**Problem requirements:** Please write out the material below exactly as given.

• • • • • • •

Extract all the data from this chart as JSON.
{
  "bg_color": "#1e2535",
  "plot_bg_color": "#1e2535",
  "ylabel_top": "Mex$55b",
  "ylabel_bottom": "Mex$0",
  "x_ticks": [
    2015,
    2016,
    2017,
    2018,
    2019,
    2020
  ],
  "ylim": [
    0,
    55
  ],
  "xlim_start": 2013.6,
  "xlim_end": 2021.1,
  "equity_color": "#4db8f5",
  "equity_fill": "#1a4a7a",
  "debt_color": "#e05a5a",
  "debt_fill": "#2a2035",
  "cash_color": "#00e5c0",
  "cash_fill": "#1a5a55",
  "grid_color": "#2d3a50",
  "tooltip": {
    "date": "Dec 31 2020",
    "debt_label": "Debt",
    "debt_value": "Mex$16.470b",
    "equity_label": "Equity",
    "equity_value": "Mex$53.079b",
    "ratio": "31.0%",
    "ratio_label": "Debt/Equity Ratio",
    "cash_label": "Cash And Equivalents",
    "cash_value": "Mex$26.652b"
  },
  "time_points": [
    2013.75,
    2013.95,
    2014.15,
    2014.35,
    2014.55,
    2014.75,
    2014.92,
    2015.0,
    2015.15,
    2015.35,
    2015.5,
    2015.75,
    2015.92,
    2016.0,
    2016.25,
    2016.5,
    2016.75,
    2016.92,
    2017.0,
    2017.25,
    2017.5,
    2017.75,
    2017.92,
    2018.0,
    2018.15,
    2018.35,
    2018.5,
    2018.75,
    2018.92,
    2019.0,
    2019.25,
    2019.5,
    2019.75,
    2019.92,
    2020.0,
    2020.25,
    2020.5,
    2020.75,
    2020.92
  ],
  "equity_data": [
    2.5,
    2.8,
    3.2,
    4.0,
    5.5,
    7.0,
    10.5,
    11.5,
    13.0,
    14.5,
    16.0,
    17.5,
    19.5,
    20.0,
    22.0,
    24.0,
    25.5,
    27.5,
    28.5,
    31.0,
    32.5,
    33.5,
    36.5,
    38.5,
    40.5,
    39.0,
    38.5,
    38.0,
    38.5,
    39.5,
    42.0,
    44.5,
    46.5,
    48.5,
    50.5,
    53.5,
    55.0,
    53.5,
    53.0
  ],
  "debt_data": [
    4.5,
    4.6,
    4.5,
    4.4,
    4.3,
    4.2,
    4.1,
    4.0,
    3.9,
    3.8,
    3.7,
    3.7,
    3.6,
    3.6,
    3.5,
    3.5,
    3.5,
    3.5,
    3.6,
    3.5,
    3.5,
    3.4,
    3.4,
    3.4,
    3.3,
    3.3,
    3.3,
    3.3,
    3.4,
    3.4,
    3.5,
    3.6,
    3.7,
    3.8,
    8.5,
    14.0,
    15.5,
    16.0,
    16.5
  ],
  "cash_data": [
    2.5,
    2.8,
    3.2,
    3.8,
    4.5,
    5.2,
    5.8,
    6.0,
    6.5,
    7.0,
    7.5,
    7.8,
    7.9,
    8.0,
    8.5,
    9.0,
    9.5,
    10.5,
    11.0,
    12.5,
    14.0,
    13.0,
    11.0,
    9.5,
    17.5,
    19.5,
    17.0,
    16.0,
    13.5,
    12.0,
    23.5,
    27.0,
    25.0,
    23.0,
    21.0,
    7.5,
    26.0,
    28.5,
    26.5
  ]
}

• • • • • • •

**Task result:**
Extract all the data from this chart as JSON.
{
  "bg_color": "#1e2535",
  "plot_bg_color": "#1e2535",
  "ylabel_top": "Mex$55b",
  "ylabel_bottom": "Mex$0",
  "x_ticks": [
    2015,
    2016,
    2017,
    2018,
    2019,
    2020
  ],
  "ylim": [
    0,
    55
  ],
  "xlim_start": 2013.6,
  "xlim_end": 2021.1,
  "equity_color": "#4db8f5",
  "equity_fill": "#1a4a7a",
  "debt_color": "#e05a5a",
  "debt_fill": "#2a2035",
  "cash_color": "#00e5c0",
  "cash_fill": "#1a5a55",
  "grid_color": "#2d3a50",
  "tooltip": {
    "date": "Dec 31 2020",
    "debt_label": "Debt",
    "debt_value": "Mex$16.470b",
    "equity_label": "Equity",
    "equity_value": "Mex$53.079b",
    "ratio": "31.0%",
    "ratio_label": "Debt/Equity Ratio",
    "cash_label": "Cash And Equivalents",
    "cash_value": "Mex$26.652b"
  },
  "time_points": [
    2013.75,
    2013.95,
    2014.15,
    2014.35,
    2014.55,
    2014.75,
    2014.92,
    2015.0,
    2015.15,
    2015.35,
    2015.5,
    2015.75,
    2015.92,
    2016.0,
    2016.25,
    2016.5,
    2016.75,
    2016.92,
    2017.0,
    2017.25,
    2017.5,
    2017.75,
    2017.92,
    2018.0,
    2018.15,
    2018.35,
    2018.5,
    2018.75,
    2018.92,
    2019.0,
    2019.25,
    2019.5,
    2019.75,
    2019.92,
    2020.0,
    2020.25,
    2020.5,
    2020.75,
    2020.92
  ],
  "equity_data": [
    2.5,
    2.8,
    3.2,
    4.0,
    5.5,
    7.0,
    10.5,
    11.5,
    13.0,
    14.5,
    16.0,
    17.5,
    19.5,
    20.0,
    22.0,
    24.0,
    25.5,
    27.5,
    28.5,
    31.0,
    32.5,
    33.5,
    36.5,
    38.5,
    40.5,
    39.0,
    38.5,
    38.0,
    38.5,
    39.5,
    42.0,
    44.5,
    46.5,
    48.5,
    50.5,
    53.5,
    55.0,
    53.5,
    53.0
  ],
  "debt_data": [
    4.5,
    4.6,
    4.5,
    4.4,
    4.3,
    4.2,
    4.1,
    4.0,
    3.9,
    3.8,
    3.7,
    3.7,
    3.6,
    3.6,
    3.5,
    3.5,
    3.5,
    3.5,
    3.6,
    3.5,
    3.5,
    3.4,
    3.4,
    3.4,
    3.3,
    3.3,
    3.3,
    3.3,
    3.4,
    3.4,
    3.5,
    3.6,
    3.7,
    3.8,
    8.5,
    14.0,
    15.5,
    16.0,
    16.5
  ],
  "cash_data": [
    2.5,
    2.8,
    3.2,
    3.8,
    4.5,
    5.2,
    5.8,
    6.0,
    6.5,
    7.0,
    7.5,
    7.8,
    7.9,
    8.0,
    8.5,
    9.0,
    9.5,
    10.5,
    11.0,
    12.5,
    14.0,
    13.0,
    11.0,
    9.5,
    17.5,
    19.5,
    17.0,
    16.0,
    13.5,
    12.0,
    23.5,
    27.0,
    25.0,
    23.0,
    21.0,
    7.5,
    26.0,
    28.5,
    26.5
  ]
}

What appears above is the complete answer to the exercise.